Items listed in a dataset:
--------

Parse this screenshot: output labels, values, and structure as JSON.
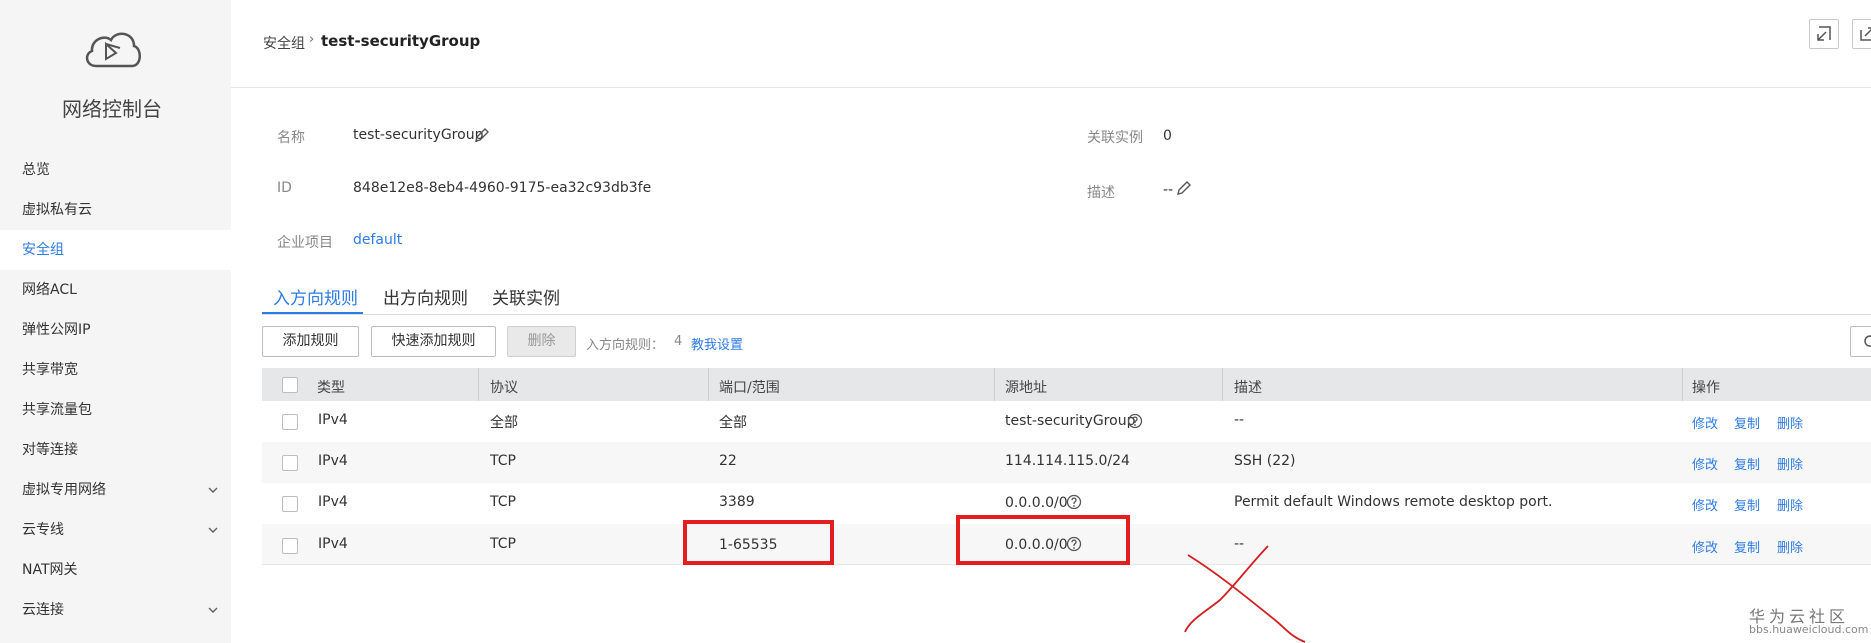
{
  "sidebar": {
    "title": "网络控制台",
    "items": [
      {
        "label": "总览"
      },
      {
        "label": "虚拟私有云"
      },
      {
        "label": "安全组"
      },
      {
        "label": "网络ACL"
      },
      {
        "label": "弹性公网IP"
      },
      {
        "label": "共享带宽"
      },
      {
        "label": "共享流量包"
      },
      {
        "label": "对等连接"
      },
      {
        "label": "虚拟专用网络"
      },
      {
        "label": "云专线"
      },
      {
        "label": "NAT网关"
      },
      {
        "label": "云连接"
      }
    ],
    "active_item": "安全组"
  },
  "header": {
    "breadcrumb_parent": "安全组",
    "breadcrumb_sep": "›",
    "breadcrumb_current": "test-securityGroup"
  },
  "details": {
    "name_label": "名称",
    "name_value": "test-securityGroup",
    "id_label": "ID",
    "id_value": "848e12e8-8eb4-4960-9175-ea32c93db3fe",
    "project_label": "企业项目",
    "project_value": "default",
    "instances_label": "关联实例",
    "instances_value": "0",
    "desc_label": "描述",
    "desc_value": "--"
  },
  "tabs": [
    {
      "label": "入方向规则"
    },
    {
      "label": "出方向规则"
    },
    {
      "label": "关联实例"
    }
  ],
  "toolbar": {
    "add_rule": "添加规则",
    "quick_add_rule": "快速添加规则",
    "delete": "删除",
    "rule_count_label": "入方向规则：",
    "rule_count": "4",
    "help_link": "教我设置"
  },
  "table": {
    "headers": [
      "类型",
      "协议",
      "端口/范围",
      "源地址",
      "描述",
      "操作"
    ],
    "rows": [
      {
        "type": "IPv4",
        "protocol": "全部",
        "port": "全部",
        "source": "test-securityGroup",
        "source_is_link": true,
        "desc": "--"
      },
      {
        "type": "IPv4",
        "protocol": "TCP",
        "port": "22",
        "source": "114.114.115.0/24",
        "source_is_link": false,
        "desc": "SSH (22)"
      },
      {
        "type": "IPv4",
        "protocol": "TCP",
        "port": "3389",
        "source": "0.0.0.0/0",
        "source_is_link": false,
        "desc": "Permit default Windows remote desktop port."
      },
      {
        "type": "IPv4",
        "protocol": "TCP",
        "port": "1-65535",
        "source": "0.0.0.0/0",
        "source_is_link": false,
        "desc": "--"
      }
    ],
    "actions": {
      "edit": "修改",
      "copy": "复制",
      "delete": "删除"
    }
  },
  "watermark": {
    "line1": "华为云社区",
    "line2": "bbs.huaweicloud.com"
  },
  "colors": {
    "accent": "#2d7be5",
    "annotation_red": "#e41e1e"
  },
  "icons": [
    "cloud-logo-icon",
    "chevron-down-icon",
    "edit-pencil-icon",
    "help-circle-icon",
    "refresh-icon",
    "exit-icon"
  ]
}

--------

**WHAT YOU NEED TO DO:** Do not include images; quote all of the entries above exactly.

**COMPLETED TASK:**
Parse this screenshot: output labels, values, and structure as JSON.
{
  "sidebar": {
    "title": "网络控制台",
    "items": [
      {
        "label": "总览"
      },
      {
        "label": "虚拟私有云"
      },
      {
        "label": "安全组"
      },
      {
        "label": "网络ACL"
      },
      {
        "label": "弹性公网IP"
      },
      {
        "label": "共享带宽"
      },
      {
        "label": "共享流量包"
      },
      {
        "label": "对等连接"
      },
      {
        "label": "虚拟专用网络"
      },
      {
        "label": "云专线"
      },
      {
        "label": "NAT网关"
      },
      {
        "label": "云连接"
      }
    ],
    "active_item": "安全组"
  },
  "header": {
    "breadcrumb_parent": "安全组",
    "breadcrumb_sep": "›",
    "breadcrumb_current": "test-securityGroup"
  },
  "details": {
    "name_label": "名称",
    "name_value": "test-securityGroup",
    "id_label": "ID",
    "id_value": "848e12e8-8eb4-4960-9175-ea32c93db3fe",
    "project_label": "企业项目",
    "project_value": "default",
    "instances_label": "关联实例",
    "instances_value": "0",
    "desc_label": "描述",
    "desc_value": "--"
  },
  "tabs": [
    {
      "label": "入方向规则"
    },
    {
      "label": "出方向规则"
    },
    {
      "label": "关联实例"
    }
  ],
  "toolbar": {
    "add_rule": "添加规则",
    "quick_add_rule": "快速添加规则",
    "delete": "删除",
    "rule_count_label": "入方向规则：",
    "rule_count": "4",
    "help_link": "教我设置"
  },
  "table": {
    "headers": [
      "类型",
      "协议",
      "端口/范围",
      "源地址",
      "描述",
      "操作"
    ],
    "rows": [
      {
        "type": "IPv4",
        "protocol": "全部",
        "port": "全部",
        "source": "test-securityGroup",
        "source_is_link": true,
        "desc": "--"
      },
      {
        "type": "IPv4",
        "protocol": "TCP",
        "port": "22",
        "source": "114.114.115.0/24",
        "source_is_link": false,
        "desc": "SSH (22)"
      },
      {
        "type": "IPv4",
        "protocol": "TCP",
        "port": "3389",
        "source": "0.0.0.0/0",
        "source_is_link": false,
        "desc": "Permit default Windows remote desktop port."
      },
      {
        "type": "IPv4",
        "protocol": "TCP",
        "port": "1-65535",
        "source": "0.0.0.0/0",
        "source_is_link": false,
        "desc": "--"
      }
    ],
    "actions": {
      "edit": "修改",
      "copy": "复制",
      "delete": "删除"
    }
  },
  "watermark": {
    "line1": "华为云社区",
    "line2": "bbs.huaweicloud.com"
  },
  "colors": {
    "accent": "#2d7be5",
    "annotation_red": "#e41e1e"
  },
  "icons": [
    "cloud-logo-icon",
    "chevron-down-icon",
    "edit-pencil-icon",
    "help-circle-icon",
    "refresh-icon",
    "exit-icon"
  ]
}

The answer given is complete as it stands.